Task to carry out:
Copy every listing below line by line, leaving each character as it appears.

# start of Excerpted records

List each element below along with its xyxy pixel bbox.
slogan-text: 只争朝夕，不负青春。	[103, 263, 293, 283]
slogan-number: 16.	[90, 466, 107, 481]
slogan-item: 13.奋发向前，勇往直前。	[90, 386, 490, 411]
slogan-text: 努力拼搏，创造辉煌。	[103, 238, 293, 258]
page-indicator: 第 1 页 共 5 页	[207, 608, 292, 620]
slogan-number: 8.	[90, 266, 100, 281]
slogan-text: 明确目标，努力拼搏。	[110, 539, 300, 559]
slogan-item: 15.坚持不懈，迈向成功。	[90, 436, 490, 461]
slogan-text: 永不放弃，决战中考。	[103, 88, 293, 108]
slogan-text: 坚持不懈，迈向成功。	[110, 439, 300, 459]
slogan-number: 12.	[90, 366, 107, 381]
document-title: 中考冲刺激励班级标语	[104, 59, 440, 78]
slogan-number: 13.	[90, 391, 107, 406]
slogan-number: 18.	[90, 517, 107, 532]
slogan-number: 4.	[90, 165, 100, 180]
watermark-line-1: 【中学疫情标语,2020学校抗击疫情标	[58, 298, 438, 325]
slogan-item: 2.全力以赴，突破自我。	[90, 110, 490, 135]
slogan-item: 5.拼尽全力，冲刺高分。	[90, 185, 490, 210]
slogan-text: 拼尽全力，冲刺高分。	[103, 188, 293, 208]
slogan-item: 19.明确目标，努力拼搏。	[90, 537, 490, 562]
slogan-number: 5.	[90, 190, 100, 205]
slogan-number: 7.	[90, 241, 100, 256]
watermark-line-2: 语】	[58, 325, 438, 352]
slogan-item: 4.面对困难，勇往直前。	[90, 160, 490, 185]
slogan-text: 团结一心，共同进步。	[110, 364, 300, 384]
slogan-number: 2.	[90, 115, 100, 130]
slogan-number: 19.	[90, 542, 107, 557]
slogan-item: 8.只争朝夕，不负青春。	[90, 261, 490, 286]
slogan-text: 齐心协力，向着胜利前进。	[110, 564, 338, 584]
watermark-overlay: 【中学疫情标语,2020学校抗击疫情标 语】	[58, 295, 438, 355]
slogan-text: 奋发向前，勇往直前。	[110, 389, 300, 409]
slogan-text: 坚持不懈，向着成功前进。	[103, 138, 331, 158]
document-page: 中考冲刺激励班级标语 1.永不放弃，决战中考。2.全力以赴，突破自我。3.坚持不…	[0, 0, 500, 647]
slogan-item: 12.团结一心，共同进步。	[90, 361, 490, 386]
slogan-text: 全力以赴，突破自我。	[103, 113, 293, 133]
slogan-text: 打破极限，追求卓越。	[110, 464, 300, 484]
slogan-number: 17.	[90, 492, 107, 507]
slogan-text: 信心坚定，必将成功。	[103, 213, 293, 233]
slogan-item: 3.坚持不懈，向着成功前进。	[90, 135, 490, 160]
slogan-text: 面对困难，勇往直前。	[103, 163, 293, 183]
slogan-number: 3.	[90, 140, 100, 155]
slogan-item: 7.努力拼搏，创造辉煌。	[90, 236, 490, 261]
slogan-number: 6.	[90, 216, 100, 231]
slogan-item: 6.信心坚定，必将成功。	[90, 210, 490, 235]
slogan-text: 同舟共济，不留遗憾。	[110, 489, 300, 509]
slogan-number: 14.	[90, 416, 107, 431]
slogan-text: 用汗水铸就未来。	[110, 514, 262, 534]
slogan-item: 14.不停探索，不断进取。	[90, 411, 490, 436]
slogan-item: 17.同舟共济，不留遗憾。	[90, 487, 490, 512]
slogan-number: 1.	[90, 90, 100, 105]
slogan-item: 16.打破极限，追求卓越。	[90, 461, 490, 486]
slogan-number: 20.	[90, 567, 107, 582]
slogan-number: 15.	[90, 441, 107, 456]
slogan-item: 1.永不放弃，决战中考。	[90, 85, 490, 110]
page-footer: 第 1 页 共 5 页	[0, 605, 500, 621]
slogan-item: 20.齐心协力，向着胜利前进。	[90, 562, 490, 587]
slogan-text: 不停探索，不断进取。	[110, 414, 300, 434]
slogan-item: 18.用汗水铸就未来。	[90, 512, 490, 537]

# end of Excerpted records

Output:
List each element below along with its xyxy pixel bbox.
slogan-text: 只争朝夕，不负青春。	[103, 263, 293, 283]
slogan-number: 16.	[90, 466, 107, 481]
slogan-item: 13.奋发向前，勇往直前。	[90, 386, 490, 411]
slogan-text: 努力拼搏，创造辉煌。	[103, 238, 293, 258]
page-indicator: 第 1 页 共 5 页	[207, 608, 292, 620]
slogan-number: 8.	[90, 266, 100, 281]
slogan-text: 明确目标，努力拼搏。	[110, 539, 300, 559]
slogan-item: 15.坚持不懈，迈向成功。	[90, 436, 490, 461]
slogan-text: 永不放弃，决战中考。	[103, 88, 293, 108]
slogan-text: 坚持不懈，迈向成功。	[110, 439, 300, 459]
slogan-number: 12.	[90, 366, 107, 381]
document-title: 中考冲刺激励班级标语	[104, 59, 440, 78]
slogan-number: 13.	[90, 391, 107, 406]
slogan-number: 18.	[90, 517, 107, 532]
slogan-number: 4.	[90, 165, 100, 180]
watermark-line-1: 【中学疫情标语,2020学校抗击疫情标	[58, 298, 438, 325]
slogan-item: 2.全力以赴，突破自我。	[90, 110, 490, 135]
slogan-item: 5.拼尽全力，冲刺高分。	[90, 185, 490, 210]
slogan-text: 拼尽全力，冲刺高分。	[103, 188, 293, 208]
slogan-item: 19.明确目标，努力拼搏。	[90, 537, 490, 562]
slogan-number: 5.	[90, 190, 100, 205]
slogan-number: 7.	[90, 241, 100, 256]
watermark-line-2: 语】	[58, 325, 438, 352]
slogan-item: 4.面对困难，勇往直前。	[90, 160, 490, 185]
slogan-text: 团结一心，共同进步。	[110, 364, 300, 384]
slogan-number: 2.	[90, 115, 100, 130]
slogan-number: 19.	[90, 542, 107, 557]
slogan-item: 8.只争朝夕，不负青春。	[90, 261, 490, 286]
slogan-text: 齐心协力，向着胜利前进。	[110, 564, 338, 584]
watermark-overlay: 【中学疫情标语,2020学校抗击疫情标 语】	[58, 295, 438, 355]
slogan-text: 奋发向前，勇往直前。	[110, 389, 300, 409]
slogan-text: 坚持不懈，向着成功前进。	[103, 138, 331, 158]
document-page: 中考冲刺激励班级标语 1.永不放弃，决战中考。2.全力以赴，突破自我。3.坚持不…	[0, 0, 500, 647]
slogan-item: 12.团结一心，共同进步。	[90, 361, 490, 386]
slogan-text: 全力以赴，突破自我。	[103, 113, 293, 133]
slogan-text: 打破极限，追求卓越。	[110, 464, 300, 484]
slogan-number: 17.	[90, 492, 107, 507]
slogan-text: 信心坚定，必将成功。	[103, 213, 293, 233]
slogan-item: 3.坚持不懈，向着成功前进。	[90, 135, 490, 160]
slogan-text: 面对困难，勇往直前。	[103, 163, 293, 183]
slogan-number: 3.	[90, 140, 100, 155]
slogan-item: 7.努力拼搏，创造辉煌。	[90, 236, 490, 261]
slogan-number: 6.	[90, 216, 100, 231]
slogan-item: 6.信心坚定，必将成功。	[90, 210, 490, 235]
slogan-text: 同舟共济，不留遗憾。	[110, 489, 300, 509]
slogan-number: 14.	[90, 416, 107, 431]
slogan-text: 用汗水铸就未来。	[110, 514, 262, 534]
slogan-item: 14.不停探索，不断进取。	[90, 411, 490, 436]
slogan-item: 17.同舟共济，不留遗憾。	[90, 487, 490, 512]
slogan-number: 1.	[90, 90, 100, 105]
slogan-item: 16.打破极限，追求卓越。	[90, 461, 490, 486]
slogan-number: 20.	[90, 567, 107, 582]
slogan-number: 15.	[90, 441, 107, 456]
slogan-item: 1.永不放弃，决战中考。	[90, 85, 490, 110]
page-footer: 第 1 页 共 5 页	[0, 605, 500, 621]
slogan-item: 20.齐心协力，向着胜利前进。	[90, 562, 490, 587]
slogan-text: 不停探索，不断进取。	[110, 414, 300, 434]
slogan-item: 18.用汗水铸就未来。	[90, 512, 490, 537]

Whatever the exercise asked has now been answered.